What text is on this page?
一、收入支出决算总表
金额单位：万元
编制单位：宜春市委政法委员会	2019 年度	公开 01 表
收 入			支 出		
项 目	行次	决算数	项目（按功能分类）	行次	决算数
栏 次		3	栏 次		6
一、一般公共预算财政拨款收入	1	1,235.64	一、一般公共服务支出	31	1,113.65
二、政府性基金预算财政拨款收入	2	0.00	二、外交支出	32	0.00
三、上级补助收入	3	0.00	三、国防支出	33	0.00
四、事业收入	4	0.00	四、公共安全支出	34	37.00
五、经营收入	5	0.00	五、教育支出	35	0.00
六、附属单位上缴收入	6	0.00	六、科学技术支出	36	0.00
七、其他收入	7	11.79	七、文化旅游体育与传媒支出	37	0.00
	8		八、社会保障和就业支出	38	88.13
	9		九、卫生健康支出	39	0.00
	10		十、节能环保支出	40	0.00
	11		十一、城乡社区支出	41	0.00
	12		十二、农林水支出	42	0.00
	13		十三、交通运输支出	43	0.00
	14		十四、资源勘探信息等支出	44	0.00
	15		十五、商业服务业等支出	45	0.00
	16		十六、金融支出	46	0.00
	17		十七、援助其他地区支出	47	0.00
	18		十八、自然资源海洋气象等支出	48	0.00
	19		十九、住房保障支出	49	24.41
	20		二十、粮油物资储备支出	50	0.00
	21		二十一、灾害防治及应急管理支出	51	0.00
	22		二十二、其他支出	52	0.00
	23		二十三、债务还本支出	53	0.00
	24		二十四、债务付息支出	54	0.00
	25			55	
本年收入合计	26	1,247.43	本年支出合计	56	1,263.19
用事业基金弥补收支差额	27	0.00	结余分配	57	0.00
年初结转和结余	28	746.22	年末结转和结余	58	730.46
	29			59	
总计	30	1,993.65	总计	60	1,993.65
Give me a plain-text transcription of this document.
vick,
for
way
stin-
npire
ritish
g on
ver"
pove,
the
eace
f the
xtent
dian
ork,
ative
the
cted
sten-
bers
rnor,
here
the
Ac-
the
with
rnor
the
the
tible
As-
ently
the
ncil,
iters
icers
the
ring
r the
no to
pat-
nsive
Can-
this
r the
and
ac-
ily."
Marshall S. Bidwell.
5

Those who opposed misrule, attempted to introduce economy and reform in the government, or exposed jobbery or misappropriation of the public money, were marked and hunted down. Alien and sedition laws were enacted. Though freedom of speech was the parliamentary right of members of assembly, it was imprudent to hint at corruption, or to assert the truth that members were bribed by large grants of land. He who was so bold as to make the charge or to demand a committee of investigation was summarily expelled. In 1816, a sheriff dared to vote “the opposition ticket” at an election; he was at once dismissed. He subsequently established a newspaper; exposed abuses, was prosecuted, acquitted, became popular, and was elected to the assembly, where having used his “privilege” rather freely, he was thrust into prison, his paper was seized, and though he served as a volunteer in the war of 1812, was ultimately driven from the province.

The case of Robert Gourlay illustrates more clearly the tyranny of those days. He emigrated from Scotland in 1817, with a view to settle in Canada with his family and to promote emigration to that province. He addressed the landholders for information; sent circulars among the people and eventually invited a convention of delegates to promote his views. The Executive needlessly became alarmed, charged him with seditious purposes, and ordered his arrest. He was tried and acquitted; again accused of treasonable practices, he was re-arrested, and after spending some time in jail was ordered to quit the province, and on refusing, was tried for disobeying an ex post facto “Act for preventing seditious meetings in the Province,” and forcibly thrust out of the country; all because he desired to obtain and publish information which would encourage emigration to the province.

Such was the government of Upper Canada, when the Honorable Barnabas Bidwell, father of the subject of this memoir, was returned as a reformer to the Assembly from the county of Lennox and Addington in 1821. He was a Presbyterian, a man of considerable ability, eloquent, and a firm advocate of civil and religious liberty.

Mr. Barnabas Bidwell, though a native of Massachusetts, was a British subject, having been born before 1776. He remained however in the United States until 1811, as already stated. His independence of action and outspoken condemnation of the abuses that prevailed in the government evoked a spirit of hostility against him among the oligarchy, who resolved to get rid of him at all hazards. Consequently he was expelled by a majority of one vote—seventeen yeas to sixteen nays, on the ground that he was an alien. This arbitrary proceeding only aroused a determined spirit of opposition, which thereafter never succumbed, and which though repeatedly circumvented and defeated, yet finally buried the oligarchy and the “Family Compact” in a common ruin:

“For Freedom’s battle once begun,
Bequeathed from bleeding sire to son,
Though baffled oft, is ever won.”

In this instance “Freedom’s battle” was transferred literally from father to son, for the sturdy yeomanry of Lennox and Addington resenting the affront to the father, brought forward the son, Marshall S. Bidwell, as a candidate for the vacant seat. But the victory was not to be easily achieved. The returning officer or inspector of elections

********

REQUIRED TASK. Count the lines of these entries that hold the string "once", and give only that number.

FINISHED EXERCISE. 2